Given request:
Pull every line containing "draft" out of the material below.

-- start Supplied records --

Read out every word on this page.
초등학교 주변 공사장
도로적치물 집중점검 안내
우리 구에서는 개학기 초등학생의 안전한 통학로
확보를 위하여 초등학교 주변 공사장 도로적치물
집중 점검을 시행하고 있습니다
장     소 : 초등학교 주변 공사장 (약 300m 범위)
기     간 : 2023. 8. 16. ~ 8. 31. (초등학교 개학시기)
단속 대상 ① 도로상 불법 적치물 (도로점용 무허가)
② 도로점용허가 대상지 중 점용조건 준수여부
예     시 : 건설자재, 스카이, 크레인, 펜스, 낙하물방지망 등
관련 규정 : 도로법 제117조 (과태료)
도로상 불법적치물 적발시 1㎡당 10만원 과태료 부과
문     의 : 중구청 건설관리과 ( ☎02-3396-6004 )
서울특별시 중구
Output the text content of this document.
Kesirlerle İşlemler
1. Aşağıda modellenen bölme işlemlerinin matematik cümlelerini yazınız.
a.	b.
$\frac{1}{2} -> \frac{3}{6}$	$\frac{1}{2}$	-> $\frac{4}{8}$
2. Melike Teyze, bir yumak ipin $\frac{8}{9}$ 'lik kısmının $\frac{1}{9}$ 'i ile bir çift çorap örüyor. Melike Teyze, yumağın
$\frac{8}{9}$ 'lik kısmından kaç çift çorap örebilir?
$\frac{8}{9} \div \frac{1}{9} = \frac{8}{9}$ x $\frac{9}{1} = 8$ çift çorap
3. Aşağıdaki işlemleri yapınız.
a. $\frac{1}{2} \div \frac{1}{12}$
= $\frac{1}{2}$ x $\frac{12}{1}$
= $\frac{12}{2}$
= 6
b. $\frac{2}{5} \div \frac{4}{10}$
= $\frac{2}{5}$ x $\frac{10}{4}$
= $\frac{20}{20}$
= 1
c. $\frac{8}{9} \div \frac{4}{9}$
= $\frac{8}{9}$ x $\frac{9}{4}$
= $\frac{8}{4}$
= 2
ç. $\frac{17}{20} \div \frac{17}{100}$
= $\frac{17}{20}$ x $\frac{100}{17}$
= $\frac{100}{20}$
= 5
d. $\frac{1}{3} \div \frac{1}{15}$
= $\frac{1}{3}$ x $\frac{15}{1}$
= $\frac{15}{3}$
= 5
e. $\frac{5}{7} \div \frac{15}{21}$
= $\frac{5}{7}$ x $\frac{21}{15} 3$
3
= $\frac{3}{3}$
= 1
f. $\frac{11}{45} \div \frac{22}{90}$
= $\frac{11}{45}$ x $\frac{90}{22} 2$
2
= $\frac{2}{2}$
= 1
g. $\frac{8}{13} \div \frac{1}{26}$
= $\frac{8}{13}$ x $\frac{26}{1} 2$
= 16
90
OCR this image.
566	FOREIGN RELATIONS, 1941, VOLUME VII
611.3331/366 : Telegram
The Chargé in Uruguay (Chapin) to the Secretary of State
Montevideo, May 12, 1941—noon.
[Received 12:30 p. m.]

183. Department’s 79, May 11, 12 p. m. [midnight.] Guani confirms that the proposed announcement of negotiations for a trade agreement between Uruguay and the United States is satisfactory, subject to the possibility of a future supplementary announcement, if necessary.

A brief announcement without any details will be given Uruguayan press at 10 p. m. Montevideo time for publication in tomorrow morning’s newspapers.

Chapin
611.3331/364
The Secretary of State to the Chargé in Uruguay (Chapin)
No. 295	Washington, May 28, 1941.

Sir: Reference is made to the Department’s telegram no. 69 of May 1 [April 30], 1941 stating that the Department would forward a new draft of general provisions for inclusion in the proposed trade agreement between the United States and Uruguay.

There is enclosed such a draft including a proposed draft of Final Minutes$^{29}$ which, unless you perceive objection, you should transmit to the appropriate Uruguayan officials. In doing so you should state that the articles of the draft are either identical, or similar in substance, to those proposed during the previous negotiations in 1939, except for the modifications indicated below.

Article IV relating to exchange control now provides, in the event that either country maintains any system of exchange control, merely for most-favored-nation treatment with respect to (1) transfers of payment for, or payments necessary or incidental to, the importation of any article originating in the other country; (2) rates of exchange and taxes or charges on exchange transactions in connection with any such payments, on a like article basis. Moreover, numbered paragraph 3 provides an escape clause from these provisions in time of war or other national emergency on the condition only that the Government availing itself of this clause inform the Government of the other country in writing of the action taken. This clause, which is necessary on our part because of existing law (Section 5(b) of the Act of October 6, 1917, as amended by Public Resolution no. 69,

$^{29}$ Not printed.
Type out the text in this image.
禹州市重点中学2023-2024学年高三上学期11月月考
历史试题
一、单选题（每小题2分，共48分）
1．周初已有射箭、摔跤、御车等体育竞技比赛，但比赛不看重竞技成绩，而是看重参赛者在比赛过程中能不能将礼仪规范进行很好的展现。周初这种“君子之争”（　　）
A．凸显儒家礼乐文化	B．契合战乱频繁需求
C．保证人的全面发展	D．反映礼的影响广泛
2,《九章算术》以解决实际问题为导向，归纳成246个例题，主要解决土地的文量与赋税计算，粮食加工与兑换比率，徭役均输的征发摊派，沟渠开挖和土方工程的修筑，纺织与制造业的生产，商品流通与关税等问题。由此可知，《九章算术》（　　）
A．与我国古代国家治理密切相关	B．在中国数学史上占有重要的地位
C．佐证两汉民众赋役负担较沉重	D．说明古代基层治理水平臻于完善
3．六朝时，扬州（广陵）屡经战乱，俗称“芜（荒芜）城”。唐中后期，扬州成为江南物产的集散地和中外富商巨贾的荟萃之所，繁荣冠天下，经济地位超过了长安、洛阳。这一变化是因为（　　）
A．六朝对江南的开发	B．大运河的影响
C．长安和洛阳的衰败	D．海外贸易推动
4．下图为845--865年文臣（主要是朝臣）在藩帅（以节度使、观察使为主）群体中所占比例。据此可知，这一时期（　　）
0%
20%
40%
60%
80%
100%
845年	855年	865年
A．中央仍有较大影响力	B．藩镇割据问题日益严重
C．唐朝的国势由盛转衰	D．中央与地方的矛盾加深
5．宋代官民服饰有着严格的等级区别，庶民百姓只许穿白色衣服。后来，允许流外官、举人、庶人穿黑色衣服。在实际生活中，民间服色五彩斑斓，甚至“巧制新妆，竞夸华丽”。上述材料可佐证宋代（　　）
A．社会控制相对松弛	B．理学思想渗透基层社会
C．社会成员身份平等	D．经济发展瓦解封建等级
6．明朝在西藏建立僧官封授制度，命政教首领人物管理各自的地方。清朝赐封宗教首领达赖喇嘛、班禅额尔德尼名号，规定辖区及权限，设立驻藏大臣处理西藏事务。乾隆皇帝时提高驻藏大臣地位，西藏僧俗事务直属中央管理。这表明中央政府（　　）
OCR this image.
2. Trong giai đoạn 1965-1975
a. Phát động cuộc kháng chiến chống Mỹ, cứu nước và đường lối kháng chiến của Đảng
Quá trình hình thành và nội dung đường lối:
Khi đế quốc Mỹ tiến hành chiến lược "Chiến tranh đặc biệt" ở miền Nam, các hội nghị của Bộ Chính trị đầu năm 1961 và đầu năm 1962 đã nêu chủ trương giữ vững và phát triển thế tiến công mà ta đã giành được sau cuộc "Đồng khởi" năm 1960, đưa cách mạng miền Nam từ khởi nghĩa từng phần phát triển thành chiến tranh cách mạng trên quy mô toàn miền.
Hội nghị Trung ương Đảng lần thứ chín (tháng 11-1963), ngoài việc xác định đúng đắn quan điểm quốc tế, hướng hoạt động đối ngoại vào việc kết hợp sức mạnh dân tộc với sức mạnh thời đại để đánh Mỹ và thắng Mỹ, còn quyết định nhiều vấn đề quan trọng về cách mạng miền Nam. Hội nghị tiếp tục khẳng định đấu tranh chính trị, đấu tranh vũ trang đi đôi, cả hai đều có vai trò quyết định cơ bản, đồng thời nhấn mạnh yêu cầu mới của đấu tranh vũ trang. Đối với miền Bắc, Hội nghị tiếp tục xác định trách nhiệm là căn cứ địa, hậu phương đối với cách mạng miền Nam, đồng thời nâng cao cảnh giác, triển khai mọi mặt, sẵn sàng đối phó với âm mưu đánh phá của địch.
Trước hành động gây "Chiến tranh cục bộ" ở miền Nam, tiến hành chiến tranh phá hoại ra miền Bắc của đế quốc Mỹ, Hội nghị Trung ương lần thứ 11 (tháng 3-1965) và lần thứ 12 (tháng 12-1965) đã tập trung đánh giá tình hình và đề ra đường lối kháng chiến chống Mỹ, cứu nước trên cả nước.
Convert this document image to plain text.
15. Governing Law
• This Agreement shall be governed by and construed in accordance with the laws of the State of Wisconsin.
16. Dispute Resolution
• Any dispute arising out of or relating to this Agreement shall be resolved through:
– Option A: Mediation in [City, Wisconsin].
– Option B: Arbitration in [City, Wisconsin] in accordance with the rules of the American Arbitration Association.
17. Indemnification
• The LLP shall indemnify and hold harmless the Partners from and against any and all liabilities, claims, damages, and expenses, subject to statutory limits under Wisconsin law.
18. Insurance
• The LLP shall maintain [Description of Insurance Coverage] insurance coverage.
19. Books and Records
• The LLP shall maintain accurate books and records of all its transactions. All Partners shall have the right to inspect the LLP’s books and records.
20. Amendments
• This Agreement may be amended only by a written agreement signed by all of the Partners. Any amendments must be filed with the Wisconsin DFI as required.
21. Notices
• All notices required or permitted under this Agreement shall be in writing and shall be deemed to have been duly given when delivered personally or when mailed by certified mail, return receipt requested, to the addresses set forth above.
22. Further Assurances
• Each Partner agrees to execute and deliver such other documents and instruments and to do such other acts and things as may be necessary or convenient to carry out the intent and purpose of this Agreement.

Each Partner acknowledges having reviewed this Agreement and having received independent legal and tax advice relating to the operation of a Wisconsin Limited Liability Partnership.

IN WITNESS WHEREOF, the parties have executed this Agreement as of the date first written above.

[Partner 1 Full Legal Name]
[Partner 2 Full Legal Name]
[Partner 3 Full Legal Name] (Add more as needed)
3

-- end Supplied records --

Task result:
Sir: Reference is made to the Department’s telegram no. 69 of May 1 [April 30], 1941 stating that the Department would forward a new draft of general provisions for inclusion in the proposed trade agreement between the United States and Uruguay.
There is enclosed such a draft including a proposed draft of Final Minutes$^{29}$ which, unless you perceive objection, you should transmit to the appropriate Uruguayan officials. In doing so you should state that the articles of the draft are either identical, or similar in substance, to those proposed during the previous negotiations in 1939, except for the modifications indicated below.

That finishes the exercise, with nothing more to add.